* **EXERCISE DETAILS**
Type the records out again in full, exactly.
--------------------------------
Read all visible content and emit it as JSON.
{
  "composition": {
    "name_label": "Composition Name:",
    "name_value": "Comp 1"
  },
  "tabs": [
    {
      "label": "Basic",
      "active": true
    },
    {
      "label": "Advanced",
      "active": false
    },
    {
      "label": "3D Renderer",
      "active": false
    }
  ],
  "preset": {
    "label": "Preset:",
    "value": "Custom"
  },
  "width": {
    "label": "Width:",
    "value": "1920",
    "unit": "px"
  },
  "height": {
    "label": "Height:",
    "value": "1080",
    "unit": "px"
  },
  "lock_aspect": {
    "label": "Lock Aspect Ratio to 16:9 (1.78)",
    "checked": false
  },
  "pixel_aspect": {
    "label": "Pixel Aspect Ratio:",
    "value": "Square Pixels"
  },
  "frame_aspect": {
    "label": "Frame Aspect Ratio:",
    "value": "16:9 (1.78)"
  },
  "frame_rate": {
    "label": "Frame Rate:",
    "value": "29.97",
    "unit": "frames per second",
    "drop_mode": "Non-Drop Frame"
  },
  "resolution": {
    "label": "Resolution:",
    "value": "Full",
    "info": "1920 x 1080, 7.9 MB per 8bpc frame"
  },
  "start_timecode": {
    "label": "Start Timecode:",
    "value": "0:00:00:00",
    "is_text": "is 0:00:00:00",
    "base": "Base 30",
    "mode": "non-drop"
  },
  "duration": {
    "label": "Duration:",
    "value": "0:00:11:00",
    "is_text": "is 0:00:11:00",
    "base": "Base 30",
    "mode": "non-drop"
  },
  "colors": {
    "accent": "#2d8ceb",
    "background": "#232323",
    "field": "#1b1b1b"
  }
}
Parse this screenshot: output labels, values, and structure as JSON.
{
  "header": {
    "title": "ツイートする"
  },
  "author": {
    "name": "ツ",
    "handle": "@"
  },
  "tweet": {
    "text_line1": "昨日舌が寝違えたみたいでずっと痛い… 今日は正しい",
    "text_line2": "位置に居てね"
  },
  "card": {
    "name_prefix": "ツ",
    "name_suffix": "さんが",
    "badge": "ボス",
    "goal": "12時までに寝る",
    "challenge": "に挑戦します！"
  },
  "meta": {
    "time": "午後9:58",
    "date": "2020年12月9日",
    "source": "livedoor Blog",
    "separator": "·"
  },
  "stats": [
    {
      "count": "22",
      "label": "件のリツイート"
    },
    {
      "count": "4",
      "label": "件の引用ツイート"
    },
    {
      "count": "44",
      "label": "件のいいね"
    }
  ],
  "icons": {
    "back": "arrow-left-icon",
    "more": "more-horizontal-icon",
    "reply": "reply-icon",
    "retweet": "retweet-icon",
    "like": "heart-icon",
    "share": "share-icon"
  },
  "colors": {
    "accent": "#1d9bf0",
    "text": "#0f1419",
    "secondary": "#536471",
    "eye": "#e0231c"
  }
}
--------------------------------
* **EXERCISE OUTPUT**
Read all visible content and emit it as JSON.
{
  "composition": {
    "name_label": "Composition Name:",
    "name_value": "Comp 1"
  },
  "tabs": [
    {
      "label": "Basic",
      "active": true
    },
    {
      "label": "Advanced",
      "active": false
    },
    {
      "label": "3D Renderer",
      "active": false
    }
  ],
  "preset": {
    "label": "Preset:",
    "value": "Custom"
  },
  "width": {
    "label": "Width:",
    "value": "1920",
    "unit": "px"
  },
  "height": {
    "label": "Height:",
    "value": "1080",
    "unit": "px"
  },
  "lock_aspect": {
    "label": "Lock Aspect Ratio to 16:9 (1.78)",
    "checked": false
  },
  "pixel_aspect": {
    "label": "Pixel Aspect Ratio:",
    "value": "Square Pixels"
  },
  "frame_aspect": {
    "label": "Frame Aspect Ratio:",
    "value": "16:9 (1.78)"
  },
  "frame_rate": {
    "label": "Frame Rate:",
    "value": "29.97",
    "unit": "frames per second",
    "drop_mode": "Non-Drop Frame"
  },
  "resolution": {
    "label": "Resolution:",
    "value": "Full",
    "info": "1920 x 1080, 7.9 MB per 8bpc frame"
  },
  "start_timecode": {
    "label": "Start Timecode:",
    "value": "0:00:00:00",
    "is_text": "is 0:00:00:00",
    "base": "Base 30",
    "mode": "non-drop"
  },
  "duration": {
    "label": "Duration:",
    "value": "0:00:11:00",
    "is_text": "is 0:00:11:00",
    "base": "Base 30",
    "mode": "non-drop"
  },
  "colors": {
    "accent": "#2d8ceb",
    "background": "#232323",
    "field": "#1b1b1b"
  }
}
Parse this screenshot: output labels, values, and structure as JSON.
{
  "header": {
    "title": "ツイートする"
  },
  "author": {
    "name": "ツ",
    "handle": "@"
  },
  "tweet": {
    "text_line1": "昨日舌が寝違えたみたいでずっと痛い… 今日は正しい",
    "text_line2": "位置に居てね"
  },
  "card": {
    "name_prefix": "ツ",
    "name_suffix": "さんが",
    "badge": "ボス",
    "goal": "12時までに寝る",
    "challenge": "に挑戦します！"
  },
  "meta": {
    "time": "午後9:58",
    "date": "2020年12月9日",
    "source": "livedoor Blog",
    "separator": "·"
  },
  "stats": [
    {
      "count": "22",
      "label": "件のリツイート"
    },
    {
      "count": "4",
      "label": "件の引用ツイート"
    },
    {
      "count": "44",
      "label": "件のいいね"
    }
  ],
  "icons": {
    "back": "arrow-left-icon",
    "more": "more-horizontal-icon",
    "reply": "reply-icon",
    "retweet": "retweet-icon",
    "like": "heart-icon",
    "share": "share-icon"
  },
  "colors": {
    "accent": "#1d9bf0",
    "text": "#0f1419",
    "secondary": "#536471",
    "eye": "#e0231c"
  }
}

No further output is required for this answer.